-- Start Records to use --

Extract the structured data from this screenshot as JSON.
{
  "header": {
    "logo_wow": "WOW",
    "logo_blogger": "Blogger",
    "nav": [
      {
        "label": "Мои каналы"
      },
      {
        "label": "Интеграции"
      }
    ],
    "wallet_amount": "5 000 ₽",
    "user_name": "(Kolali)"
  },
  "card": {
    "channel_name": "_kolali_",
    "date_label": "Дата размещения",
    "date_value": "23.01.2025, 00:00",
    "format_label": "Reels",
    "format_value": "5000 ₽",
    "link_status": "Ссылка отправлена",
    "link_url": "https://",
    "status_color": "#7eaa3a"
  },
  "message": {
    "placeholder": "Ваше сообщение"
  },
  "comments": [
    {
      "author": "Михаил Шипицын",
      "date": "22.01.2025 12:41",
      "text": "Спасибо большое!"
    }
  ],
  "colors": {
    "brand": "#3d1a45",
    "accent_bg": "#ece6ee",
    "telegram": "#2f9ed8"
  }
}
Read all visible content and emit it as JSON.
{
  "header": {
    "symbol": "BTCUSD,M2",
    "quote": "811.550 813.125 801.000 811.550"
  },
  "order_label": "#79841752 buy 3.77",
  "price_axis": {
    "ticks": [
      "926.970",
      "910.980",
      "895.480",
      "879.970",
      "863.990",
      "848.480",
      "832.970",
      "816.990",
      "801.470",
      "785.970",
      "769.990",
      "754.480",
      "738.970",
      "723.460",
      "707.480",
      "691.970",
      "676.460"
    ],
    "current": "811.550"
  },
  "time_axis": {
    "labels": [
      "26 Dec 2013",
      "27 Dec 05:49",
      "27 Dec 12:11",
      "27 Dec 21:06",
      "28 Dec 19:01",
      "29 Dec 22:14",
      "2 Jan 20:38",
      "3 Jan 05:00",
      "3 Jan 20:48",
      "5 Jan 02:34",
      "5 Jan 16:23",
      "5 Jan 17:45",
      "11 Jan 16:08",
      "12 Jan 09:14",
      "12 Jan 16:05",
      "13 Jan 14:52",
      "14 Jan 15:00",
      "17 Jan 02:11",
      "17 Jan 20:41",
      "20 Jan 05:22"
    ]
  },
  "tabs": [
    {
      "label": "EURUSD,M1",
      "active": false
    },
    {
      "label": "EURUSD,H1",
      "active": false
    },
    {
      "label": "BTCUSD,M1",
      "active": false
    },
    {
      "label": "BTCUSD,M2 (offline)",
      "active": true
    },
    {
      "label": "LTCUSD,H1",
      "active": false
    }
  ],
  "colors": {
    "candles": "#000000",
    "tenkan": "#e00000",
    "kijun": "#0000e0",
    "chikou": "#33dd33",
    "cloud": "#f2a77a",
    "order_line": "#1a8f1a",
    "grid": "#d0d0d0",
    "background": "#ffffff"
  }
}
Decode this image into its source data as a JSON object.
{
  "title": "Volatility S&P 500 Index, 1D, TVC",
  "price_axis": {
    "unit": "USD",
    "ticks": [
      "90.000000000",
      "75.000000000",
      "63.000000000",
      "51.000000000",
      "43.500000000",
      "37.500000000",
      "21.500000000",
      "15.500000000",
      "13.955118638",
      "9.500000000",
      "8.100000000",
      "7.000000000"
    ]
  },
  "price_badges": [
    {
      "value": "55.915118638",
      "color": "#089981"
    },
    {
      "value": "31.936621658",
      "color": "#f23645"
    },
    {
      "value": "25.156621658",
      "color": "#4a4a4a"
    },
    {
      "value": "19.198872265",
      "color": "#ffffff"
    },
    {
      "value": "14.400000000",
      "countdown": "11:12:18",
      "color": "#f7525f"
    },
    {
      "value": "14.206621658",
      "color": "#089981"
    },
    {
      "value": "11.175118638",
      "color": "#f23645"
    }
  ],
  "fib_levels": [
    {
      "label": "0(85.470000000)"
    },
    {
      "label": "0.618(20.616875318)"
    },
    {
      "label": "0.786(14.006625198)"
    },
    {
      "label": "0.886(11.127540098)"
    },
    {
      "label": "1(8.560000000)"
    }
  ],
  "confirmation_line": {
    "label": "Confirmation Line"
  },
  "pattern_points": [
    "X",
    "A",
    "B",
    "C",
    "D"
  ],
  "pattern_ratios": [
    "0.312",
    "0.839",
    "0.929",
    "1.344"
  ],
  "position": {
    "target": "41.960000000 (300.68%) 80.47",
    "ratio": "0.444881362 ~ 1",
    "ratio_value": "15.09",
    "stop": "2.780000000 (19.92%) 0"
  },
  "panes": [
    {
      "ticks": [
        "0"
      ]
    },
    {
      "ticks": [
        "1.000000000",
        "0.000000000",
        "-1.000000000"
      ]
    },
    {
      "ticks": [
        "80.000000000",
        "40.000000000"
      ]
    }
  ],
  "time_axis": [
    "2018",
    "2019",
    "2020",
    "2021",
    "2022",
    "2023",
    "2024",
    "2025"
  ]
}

-- End Records to use --

> _Your instructions_: Would you reproduce all the entries exactly?

> _Written response_:
Extract the structured data from this screenshot as JSON.
{
  "header": {
    "logo_wow": "WOW",
    "logo_blogger": "Blogger",
    "nav": [
      {
        "label": "Мои каналы"
      },
      {
        "label": "Интеграции"
      }
    ],
    "wallet_amount": "5 000 ₽",
    "user_name": "(Kolali)"
  },
  "card": {
    "channel_name": "_kolali_",
    "date_label": "Дата размещения",
    "date_value": "23.01.2025, 00:00",
    "format_label": "Reels",
    "format_value": "5000 ₽",
    "link_status": "Ссылка отправлена",
    "link_url": "https://",
    "status_color": "#7eaa3a"
  },
  "message": {
    "placeholder": "Ваше сообщение"
  },
  "comments": [
    {
      "author": "Михаил Шипицын",
      "date": "22.01.2025 12:41",
      "text": "Спасибо большое!"
    }
  ],
  "colors": {
    "brand": "#3d1a45",
    "accent_bg": "#ece6ee",
    "telegram": "#2f9ed8"
  }
}
Read all visible content and emit it as JSON.
{
  "header": {
    "symbol": "BTCUSD,M2",
    "quote": "811.550 813.125 801.000 811.550"
  },
  "order_label": "#79841752 buy 3.77",
  "price_axis": {
    "ticks": [
      "926.970",
      "910.980",
      "895.480",
      "879.970",
      "863.990",
      "848.480",
      "832.970",
      "816.990",
      "801.470",
      "785.970",
      "769.990",
      "754.480",
      "738.970",
      "723.460",
      "707.480",
      "691.970",
      "676.460"
    ],
    "current": "811.550"
  },
  "time_axis": {
    "labels": [
      "26 Dec 2013",
      "27 Dec 05:49",
      "27 Dec 12:11",
      "27 Dec 21:06",
      "28 Dec 19:01",
      "29 Dec 22:14",
      "2 Jan 20:38",
      "3 Jan 05:00",
      "3 Jan 20:48",
      "5 Jan 02:34",
      "5 Jan 16:23",
      "5 Jan 17:45",
      "11 Jan 16:08",
      "12 Jan 09:14",
      "12 Jan 16:05",
      "13 Jan 14:52",
      "14 Jan 15:00",
      "17 Jan 02:11",
      "17 Jan 20:41",
      "20 Jan 05:22"
    ]
  },
  "tabs": [
    {
      "label": "EURUSD,M1",
      "active": false
    },
    {
      "label": "EURUSD,H1",
      "active": false
    },
    {
      "label": "BTCUSD,M1",
      "active": false
    },
    {
      "label": "BTCUSD,M2 (offline)",
      "active": true
    },
    {
      "label": "LTCUSD,H1",
      "active": false
    }
  ],
  "colors": {
    "candles": "#000000",
    "tenkan": "#e00000",
    "kijun": "#0000e0",
    "chikou": "#33dd33",
    "cloud": "#f2a77a",
    "order_line": "#1a8f1a",
    "grid": "#d0d0d0",
    "background": "#ffffff"
  }
}
Decode this image into its source data as a JSON object.
{
  "title": "Volatility S&P 500 Index, 1D, TVC",
  "price_axis": {
    "unit": "USD",
    "ticks": [
      "90.000000000",
      "75.000000000",
      "63.000000000",
      "51.000000000",
      "43.500000000",
      "37.500000000",
      "21.500000000",
      "15.500000000",
      "13.955118638",
      "9.500000000",
      "8.100000000",
      "7.000000000"
    ]
  },
  "price_badges": [
    {
      "value": "55.915118638",
      "color": "#089981"
    },
    {
      "value": "31.936621658",
      "color": "#f23645"
    },
    {
      "value": "25.156621658",
      "color": "#4a4a4a"
    },
    {
      "value": "19.198872265",
      "color": "#ffffff"
    },
    {
      "value": "14.400000000",
      "countdown": "11:12:18",
      "color": "#f7525f"
    },
    {
      "value": "14.206621658",
      "color": "#089981"
    },
    {
      "value": "11.175118638",
      "color": "#f23645"
    }
  ],
  "fib_levels": [
    {
      "label": "0(85.470000000)"
    },
    {
      "label": "0.618(20.616875318)"
    },
    {
      "label": "0.786(14.006625198)"
    },
    {
      "label": "0.886(11.127540098)"
    },
    {
      "label": "1(8.560000000)"
    }
  ],
  "confirmation_line": {
    "label": "Confirmation Line"
  },
  "pattern_points": [
    "X",
    "A",
    "B",
    "C",
    "D"
  ],
  "pattern_ratios": [
    "0.312",
    "0.839",
    "0.929",
    "1.344"
  ],
  "position": {
    "target": "41.960000000 (300.68%) 80.47",
    "ratio": "0.444881362 ~ 1",
    "ratio_value": "15.09",
    "stop": "2.780000000 (19.92%) 0"
  },
  "panes": [
    {
      "ticks": [
        "0"
      ]
    },
    {
      "ticks": [
        "1.000000000",
        "0.000000000",
        "-1.000000000"
      ]
    },
    {
      "ticks": [
        "80.000000000",
        "40.000000000"
      ]
    }
  ],
  "time_axis": [
    "2018",
    "2019",
    "2020",
    "2021",
    "2022",
    "2023",
    "2024",
    "2025"
  ]
}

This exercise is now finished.